The problem: Copy the data that follows exactly. Include no pictures.

--- START OF Entries provided ---

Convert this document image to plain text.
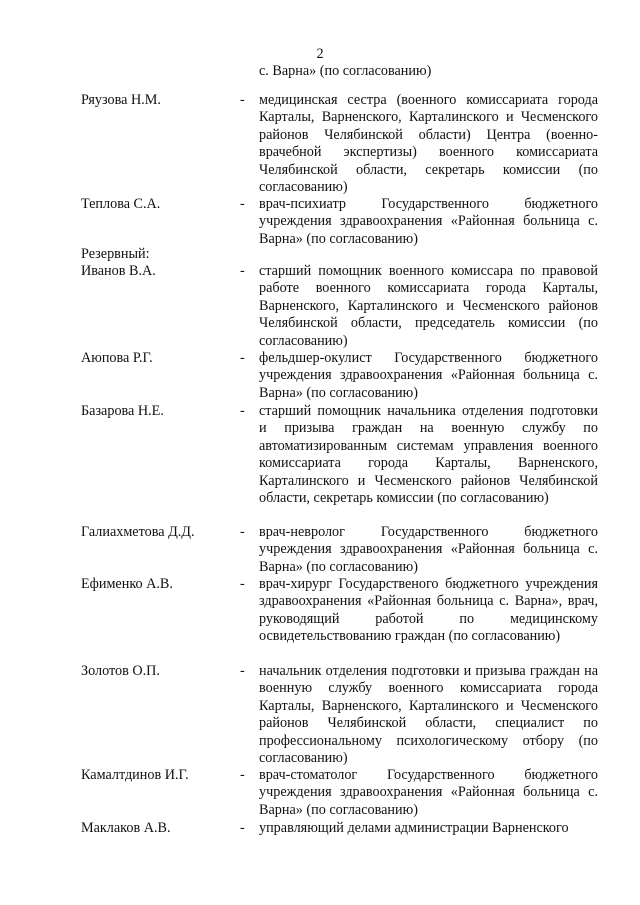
2
с. Варна» (по согласованию)
Ряузова Н.М.	- медицинская сестра (военного комиссариата города Карталы, Варненского, Карталинского и Чесменского районов Челябинской области) Центра (военно-врачебной экспертизы) военного комиссариата Челябинской области, секретарь комиссии (по согласованию)
Теплова С.А.	- врач-психиатр Государственного бюджетного учреждения здравоохранения «Районная больница с. Варна» (по согласованию)
Резервный:
Иванов В.А.	- старший помощник военного комиссара по правовой работе военного комиссариата города Карталы, Варненского, Карталинского и Чесменского районов Челябинской области, председатель комиссии (по согласованию)
Аюпова Р.Г.	- фельдшер-окулист Государственного бюджетного учреждения здравоохранения «Районная больница с. Варна» (по согласованию)
Базарова Н.Е.	- старший помощник начальника отделения подготовки и призыва граждан на военную службу по автоматизированным системам управления военного комиссариата города Карталы, Варненского, Карталинского и Чесменского районов Челябинской области, секретарь комиссии (по согласованию)
Галиахметова Д.Д.	- врач-невролог Государственного бюджетного учреждения здравоохранения «Районная больница с. Варна» (по согласованию)
Ефименко А.В.	- врач-хирург Государственого бюджетного учреждения здравоохранения «Районная больница с. Варна», врач, руководящий работой по медицинскому освидетельствованию граждан (по согласованию)
Золотов О.П.	- начальник отделения подготовки и призыва граждан на военную службу военного комиссариата города Карталы, Варненского, Карталинского и Чесменского районов Челябинской области, специалист по профессиональному психологическому отбору (по согласованию)
Камалтдинов И.Г.	- врач-стоматолог Государственного бюджетного учреждения здравоохранения «Районная больница с. Варна» (по согласованию)
Маклаков А.В.	- управляющий делами администрации Варненского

--- END OF Entries provided ---

Right answer:
Convert this document image to plain text.
2
с. Варна» (по согласованию)
Ряузова Н.М.	- медицинская сестра (военного комиссариата города Карталы, Варненского, Карталинского и Чесменского районов Челябинской области) Центра (военно-врачебной экспертизы) военного комиссариата Челябинской области, секретарь комиссии (по согласованию)
Теплова С.А.	- врач-психиатр Государственного бюджетного учреждения здравоохранения «Районная больница с. Варна» (по согласованию)
Резервный:
Иванов В.А.	- старший помощник военного комиссара по правовой работе военного комиссариата города Карталы, Варненского, Карталинского и Чесменского районов Челябинской области, председатель комиссии (по согласованию)
Аюпова Р.Г.	- фельдшер-окулист Государственного бюджетного учреждения здравоохранения «Районная больница с. Варна» (по согласованию)
Базарова Н.Е.	- старший помощник начальника отделения подготовки и призыва граждан на военную службу по автоматизированным системам управления военного комиссариата города Карталы, Варненского, Карталинского и Чесменского районов Челябинской области, секретарь комиссии (по согласованию)
Галиахметова Д.Д.	- врач-невролог Государственного бюджетного учреждения здравоохранения «Районная больница с. Варна» (по согласованию)
Ефименко А.В.	- врач-хирург Государственого бюджетного учреждения здравоохранения «Районная больница с. Варна», врач, руководящий работой по медицинскому освидетельствованию граждан (по согласованию)
Золотов О.П.	- начальник отделения подготовки и призыва граждан на военную службу военного комиссариата города Карталы, Варненского, Карталинского и Чесменского районов Челябинской области, специалист по профессиональному психологическому отбору (по согласованию)
Камалтдинов И.Г.	- врач-стоматолог Государственного бюджетного учреждения здравоохранения «Районная больница с. Варна» (по согласованию)
Маклаков А.В.	- управляющий делами администрации Варненского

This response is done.